I updated the mapping-ISOLatin1Accent.txt file and added the mappings for the non-accented greek letters in order to have case-insensitive and accented-insensitive terms in the "body" field and re-indexed everything. If i search on my solr admin query browser now I am able to see proper results. If i search on my drupal however, with the same word i used on the solr admin then i get no results...

I find the whole situation a mess...is anyone willing to help me troubleshoot at least?

arekanderu’s picture

I have even more findings now. I've set up a clean installation of drupal 6.22 with latest apache-solr 6.x-dev and i18 module for translatiing content. and added two stories. One in english (which is the source) and the greek translation. I've run the indexer and then made a search and it worked fine.

I didn't change anything in the schema.xml which the apache-solr module provided and it removed the accents and lower cased from the Greek story.

Then, i installed apachesolr-multilingual and used the configuration files which the module provides, restarted tomcat and re-indexed. Now search couldn't find anything and i see in the schema browser that the Greek terms have accents (but they are lower cased).

The spelling suggestion after the search did suggested me to search with the accented word however.

### Written problem
Can you reproduce, word for word, the part of the Solr thread above between "I updated the" and "troubleshoot at least?", inclusive?

### Data
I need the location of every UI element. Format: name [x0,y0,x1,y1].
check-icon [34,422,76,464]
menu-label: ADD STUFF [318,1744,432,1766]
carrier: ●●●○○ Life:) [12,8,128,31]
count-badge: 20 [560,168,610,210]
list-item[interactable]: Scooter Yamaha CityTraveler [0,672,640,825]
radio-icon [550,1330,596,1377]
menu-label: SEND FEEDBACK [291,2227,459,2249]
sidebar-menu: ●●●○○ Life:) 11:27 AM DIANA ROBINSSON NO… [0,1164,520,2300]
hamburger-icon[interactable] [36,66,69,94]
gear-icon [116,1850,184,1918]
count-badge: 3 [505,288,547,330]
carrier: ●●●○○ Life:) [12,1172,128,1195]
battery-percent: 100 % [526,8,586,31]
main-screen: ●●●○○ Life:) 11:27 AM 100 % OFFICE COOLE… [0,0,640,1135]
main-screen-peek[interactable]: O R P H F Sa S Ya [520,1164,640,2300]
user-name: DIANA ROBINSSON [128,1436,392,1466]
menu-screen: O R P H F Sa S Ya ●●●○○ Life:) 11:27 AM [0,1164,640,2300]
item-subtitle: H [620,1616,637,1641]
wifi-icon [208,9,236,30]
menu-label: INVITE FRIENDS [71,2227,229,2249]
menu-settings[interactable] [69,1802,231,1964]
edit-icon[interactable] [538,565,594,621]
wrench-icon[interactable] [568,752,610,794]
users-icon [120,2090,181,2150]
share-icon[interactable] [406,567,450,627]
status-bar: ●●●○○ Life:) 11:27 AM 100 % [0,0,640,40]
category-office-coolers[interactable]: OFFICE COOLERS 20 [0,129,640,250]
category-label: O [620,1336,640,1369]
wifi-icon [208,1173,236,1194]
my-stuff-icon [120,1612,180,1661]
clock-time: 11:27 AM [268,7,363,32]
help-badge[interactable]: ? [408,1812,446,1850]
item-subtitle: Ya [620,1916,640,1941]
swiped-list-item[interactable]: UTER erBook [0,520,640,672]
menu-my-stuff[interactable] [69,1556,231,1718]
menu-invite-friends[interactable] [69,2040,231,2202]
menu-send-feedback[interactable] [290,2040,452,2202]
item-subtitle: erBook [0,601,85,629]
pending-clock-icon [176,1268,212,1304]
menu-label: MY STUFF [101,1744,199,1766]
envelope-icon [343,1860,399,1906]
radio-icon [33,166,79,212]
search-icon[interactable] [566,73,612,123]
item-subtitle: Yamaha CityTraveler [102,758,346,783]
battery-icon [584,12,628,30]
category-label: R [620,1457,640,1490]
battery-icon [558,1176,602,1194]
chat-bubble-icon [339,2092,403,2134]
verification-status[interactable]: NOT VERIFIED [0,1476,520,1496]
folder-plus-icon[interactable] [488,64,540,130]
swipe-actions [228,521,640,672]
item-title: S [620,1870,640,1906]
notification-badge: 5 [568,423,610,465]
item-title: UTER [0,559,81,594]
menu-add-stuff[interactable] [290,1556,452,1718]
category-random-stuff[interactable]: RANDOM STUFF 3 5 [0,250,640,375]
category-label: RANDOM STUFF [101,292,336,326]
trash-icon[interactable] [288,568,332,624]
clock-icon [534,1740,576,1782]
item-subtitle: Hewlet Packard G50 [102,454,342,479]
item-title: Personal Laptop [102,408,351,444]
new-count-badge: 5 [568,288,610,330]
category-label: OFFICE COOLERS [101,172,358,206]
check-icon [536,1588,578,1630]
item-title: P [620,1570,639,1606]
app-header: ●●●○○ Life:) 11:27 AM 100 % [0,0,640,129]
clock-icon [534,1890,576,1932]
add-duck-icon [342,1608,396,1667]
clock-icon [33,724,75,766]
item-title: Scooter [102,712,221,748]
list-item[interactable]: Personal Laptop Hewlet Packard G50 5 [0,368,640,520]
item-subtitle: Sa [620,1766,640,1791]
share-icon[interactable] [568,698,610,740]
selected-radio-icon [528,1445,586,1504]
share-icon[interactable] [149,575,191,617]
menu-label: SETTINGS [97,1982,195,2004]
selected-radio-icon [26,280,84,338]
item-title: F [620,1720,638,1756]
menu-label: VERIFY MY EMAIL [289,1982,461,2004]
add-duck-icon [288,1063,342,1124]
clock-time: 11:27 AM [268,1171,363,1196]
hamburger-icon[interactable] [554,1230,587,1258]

### The response
I updated the mapping-ISOLatin1Accent.txt file and added the mappings for the non-accented greek letters in order to have case-insensitive and accented-insensitive terms in the "body" field and re-indexed everything. If i search on my solr admin query browser now I am able to see proper results. If i search on my drupal however, with the same word i used on the solr admin then i get no results...

I find the whole situation a mess...is anyone willing to help me troubleshoot at least?